» **OBJECTIVE**
Your answer should be a single number: the count of lines holding the word "color".

------ ENTRIES SUPPLIED ------

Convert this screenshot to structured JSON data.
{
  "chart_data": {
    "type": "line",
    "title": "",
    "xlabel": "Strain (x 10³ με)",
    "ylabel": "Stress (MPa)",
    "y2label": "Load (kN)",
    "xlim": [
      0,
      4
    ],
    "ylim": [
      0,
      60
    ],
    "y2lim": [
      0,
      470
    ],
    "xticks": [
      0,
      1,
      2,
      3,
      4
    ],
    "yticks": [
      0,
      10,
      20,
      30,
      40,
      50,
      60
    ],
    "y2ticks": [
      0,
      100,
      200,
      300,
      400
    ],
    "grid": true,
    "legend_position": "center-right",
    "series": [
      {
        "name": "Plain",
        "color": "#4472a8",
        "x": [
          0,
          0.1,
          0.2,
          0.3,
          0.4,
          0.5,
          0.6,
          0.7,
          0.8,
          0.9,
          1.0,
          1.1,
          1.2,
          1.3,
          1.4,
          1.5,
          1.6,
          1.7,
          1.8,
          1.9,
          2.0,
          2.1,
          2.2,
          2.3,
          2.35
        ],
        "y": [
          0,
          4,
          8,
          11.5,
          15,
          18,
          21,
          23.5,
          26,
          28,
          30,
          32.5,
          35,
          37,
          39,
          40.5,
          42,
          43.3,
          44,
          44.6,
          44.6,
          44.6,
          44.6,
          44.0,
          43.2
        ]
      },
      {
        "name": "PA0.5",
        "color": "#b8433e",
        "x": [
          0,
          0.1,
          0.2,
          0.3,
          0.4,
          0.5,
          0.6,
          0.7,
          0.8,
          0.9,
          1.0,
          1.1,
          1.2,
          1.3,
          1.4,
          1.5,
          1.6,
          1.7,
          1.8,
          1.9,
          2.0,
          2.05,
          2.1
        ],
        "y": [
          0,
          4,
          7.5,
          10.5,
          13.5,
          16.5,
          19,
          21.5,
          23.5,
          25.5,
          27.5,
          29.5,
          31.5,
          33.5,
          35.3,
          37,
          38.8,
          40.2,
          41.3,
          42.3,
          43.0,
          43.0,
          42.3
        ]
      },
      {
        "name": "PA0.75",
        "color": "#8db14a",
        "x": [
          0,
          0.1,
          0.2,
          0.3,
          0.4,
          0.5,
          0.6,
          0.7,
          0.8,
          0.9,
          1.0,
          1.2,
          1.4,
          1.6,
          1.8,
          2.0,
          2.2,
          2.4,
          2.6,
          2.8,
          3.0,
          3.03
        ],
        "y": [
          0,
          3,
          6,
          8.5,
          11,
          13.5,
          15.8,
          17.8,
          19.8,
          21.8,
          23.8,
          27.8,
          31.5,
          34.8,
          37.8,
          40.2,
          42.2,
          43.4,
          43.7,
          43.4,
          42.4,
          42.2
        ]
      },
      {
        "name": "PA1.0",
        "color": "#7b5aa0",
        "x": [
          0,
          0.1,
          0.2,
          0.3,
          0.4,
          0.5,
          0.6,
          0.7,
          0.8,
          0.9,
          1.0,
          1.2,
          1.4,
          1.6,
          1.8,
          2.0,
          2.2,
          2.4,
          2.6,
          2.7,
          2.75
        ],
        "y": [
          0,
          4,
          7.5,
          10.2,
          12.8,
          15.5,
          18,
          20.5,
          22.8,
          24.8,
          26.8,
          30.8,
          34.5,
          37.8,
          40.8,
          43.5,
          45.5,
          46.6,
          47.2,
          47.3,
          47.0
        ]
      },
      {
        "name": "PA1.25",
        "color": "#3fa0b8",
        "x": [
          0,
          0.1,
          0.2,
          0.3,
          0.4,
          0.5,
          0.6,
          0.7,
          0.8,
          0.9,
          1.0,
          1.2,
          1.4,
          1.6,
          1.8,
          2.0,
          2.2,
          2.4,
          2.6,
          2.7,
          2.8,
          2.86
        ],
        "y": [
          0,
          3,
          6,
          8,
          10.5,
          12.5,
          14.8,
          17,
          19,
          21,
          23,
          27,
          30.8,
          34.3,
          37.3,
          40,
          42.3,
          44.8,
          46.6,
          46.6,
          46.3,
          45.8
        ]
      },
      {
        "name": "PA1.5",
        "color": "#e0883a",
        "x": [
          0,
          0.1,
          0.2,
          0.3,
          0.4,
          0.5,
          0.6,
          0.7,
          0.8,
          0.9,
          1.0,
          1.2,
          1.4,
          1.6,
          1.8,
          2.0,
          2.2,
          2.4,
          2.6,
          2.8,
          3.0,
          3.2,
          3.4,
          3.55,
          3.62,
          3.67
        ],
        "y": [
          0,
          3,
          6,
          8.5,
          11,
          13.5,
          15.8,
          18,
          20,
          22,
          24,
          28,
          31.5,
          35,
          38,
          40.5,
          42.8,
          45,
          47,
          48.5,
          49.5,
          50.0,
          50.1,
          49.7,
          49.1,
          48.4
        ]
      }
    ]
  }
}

------

» **SOLUTION FOR THIS TASK**
6